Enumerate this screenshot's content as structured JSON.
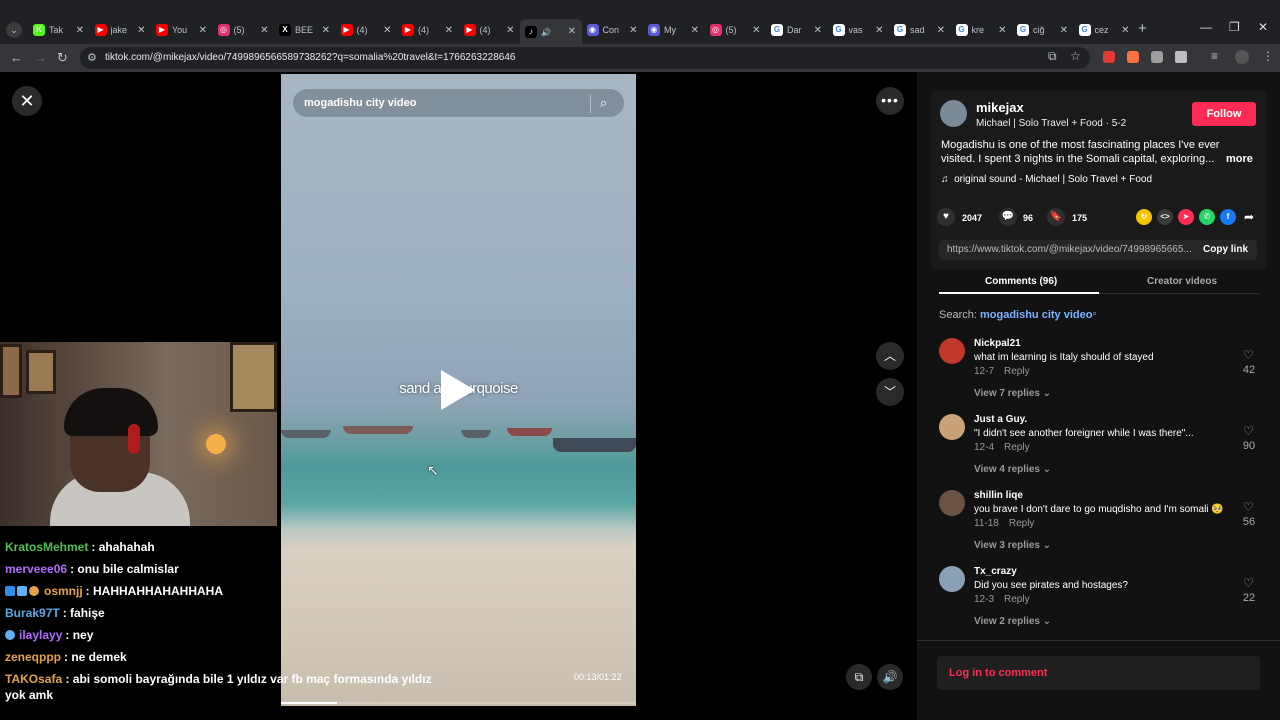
{
  "browser": {
    "tabs": [
      {
        "label": "Tak",
        "icon": "kick-icon",
        "color": "#53fc18"
      },
      {
        "label": "jake",
        "icon": "youtube-icon",
        "color": "#ff0000"
      },
      {
        "label": "You",
        "icon": "youtube-icon",
        "color": "#ff0000"
      },
      {
        "label": "(5)",
        "icon": "instagram-icon",
        "color": "#e1306c"
      },
      {
        "label": "BEE",
        "icon": "x-icon",
        "color": "#000000"
      },
      {
        "label": "(4)",
        "icon": "youtube-icon",
        "color": "#ff0000"
      },
      {
        "label": "(4)",
        "icon": "youtube-icon",
        "color": "#ff0000"
      },
      {
        "label": "(4)",
        "icon": "youtube-icon",
        "color": "#ff0000"
      },
      {
        "label": "",
        "icon": "tiktok-icon",
        "color": "#000000",
        "active": true
      },
      {
        "label": "Con",
        "icon": "ai-icon",
        "color": "#5b5bd6"
      },
      {
        "label": "My",
        "icon": "ai-icon",
        "color": "#5b5bd6"
      },
      {
        "label": "(5)",
        "icon": "instagram-icon",
        "color": "#e1306c"
      },
      {
        "label": "Dar",
        "icon": "google-icon",
        "color": "#ffffff"
      },
      {
        "label": "vas",
        "icon": "google-icon",
        "color": "#ffffff"
      },
      {
        "label": "sad",
        "icon": "google-icon",
        "color": "#ffffff"
      },
      {
        "label": "kre",
        "icon": "google-icon",
        "color": "#ffffff"
      },
      {
        "label": "ciğ",
        "icon": "google-icon",
        "color": "#ffffff"
      },
      {
        "label": "cez",
        "icon": "google-icon",
        "color": "#ffffff"
      }
    ],
    "url": "tiktok.com/@mikejax/video/7499896566589738262?q=somalia%20travel&t=1766263228646"
  },
  "video": {
    "search_query": "mogadishu city video",
    "caption": "sand and turquoise",
    "timecode": "00:13/01:22",
    "progress": 0.159
  },
  "chat": [
    {
      "user": "KratosMehmet",
      "color": "#4fc04f",
      "msg": ": ahahahah"
    },
    {
      "user": "merveee06",
      "color": "#b36bff",
      "msg": ": onu bile calmislar"
    },
    {
      "user": "osmnjj",
      "color": "#e6a24a",
      "msg": ": HAHHAHHAHAHHAHA",
      "badges": true
    },
    {
      "user": "Burak97T",
      "color": "#5aa9e6",
      "msg": ": fahişe"
    },
    {
      "user": "ilaylayy",
      "color": "#b36bff",
      "msg": ": ney",
      "badge_small": true
    },
    {
      "user": "zeneqppp",
      "color": "#e6a24a",
      "msg": ": ne demek"
    },
    {
      "user": "TAKOsafa",
      "color": "#e6a24a",
      "msg": ": abi somoli bayrağında bile 1 yıldız var fb maç formasında yıldız yok amk"
    }
  ],
  "author": {
    "name": "mikejax",
    "subtitle": "Michael | Solo Travel + Food · 5-2",
    "follow_label": "Follow",
    "description": "Mogadishu is one of the most fascinating places I've ever visited. I spent 3 nights in the Somali capital, exploring...",
    "more_label": "more",
    "sound": "original sound - Michael | Solo Travel + Food"
  },
  "stats": {
    "likes": "2047",
    "comments": "96",
    "saves": "175"
  },
  "share_link": {
    "url": "https://www.tiktok.com/@mikejax/video/74998965665...",
    "copy_label": "Copy link"
  },
  "panel_tabs": {
    "comments": "Comments (96)",
    "creator": "Creator videos"
  },
  "search": {
    "prefix": "Search:",
    "term": "mogadishu city video"
  },
  "comments": [
    {
      "user": "Nickpal21",
      "text": "what im learning is Italy should of stayed",
      "date": "12-7",
      "reply": "Reply",
      "view": "View 7 replies",
      "likes": "42",
      "avatar_color": "#c0392b"
    },
    {
      "user": "Just a Guy.",
      "text": "\"I didn't see another foreigner while I was there\"...",
      "date": "12-4",
      "reply": "Reply",
      "view": "View 4 replies",
      "likes": "90",
      "avatar_color": "#c9a27a"
    },
    {
      "user": "shillin liqe",
      "text": "you brave I don't dare to go muqdisho and I'm somali 🥺",
      "date": "11-18",
      "reply": "Reply",
      "view": "View 3 replies",
      "likes": "56",
      "avatar_color": "#6b5344"
    },
    {
      "user": "Tx_crazy",
      "text": "Did you see pirates and hostages?",
      "date": "12-3",
      "reply": "Reply",
      "view": "View 2 replies",
      "likes": "22",
      "avatar_color": "#8aa0b5"
    }
  ],
  "login_label": "Log in to comment"
}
▬▬▬
**Exercise prompt:** Extract all lines that hold the word "bile".

**Full response:**
      "msg": ": onu bile calmislar"
      "msg": ": abi somoli bayrağında bile 1 yıldız var fb maç formasında yıldız yok amk"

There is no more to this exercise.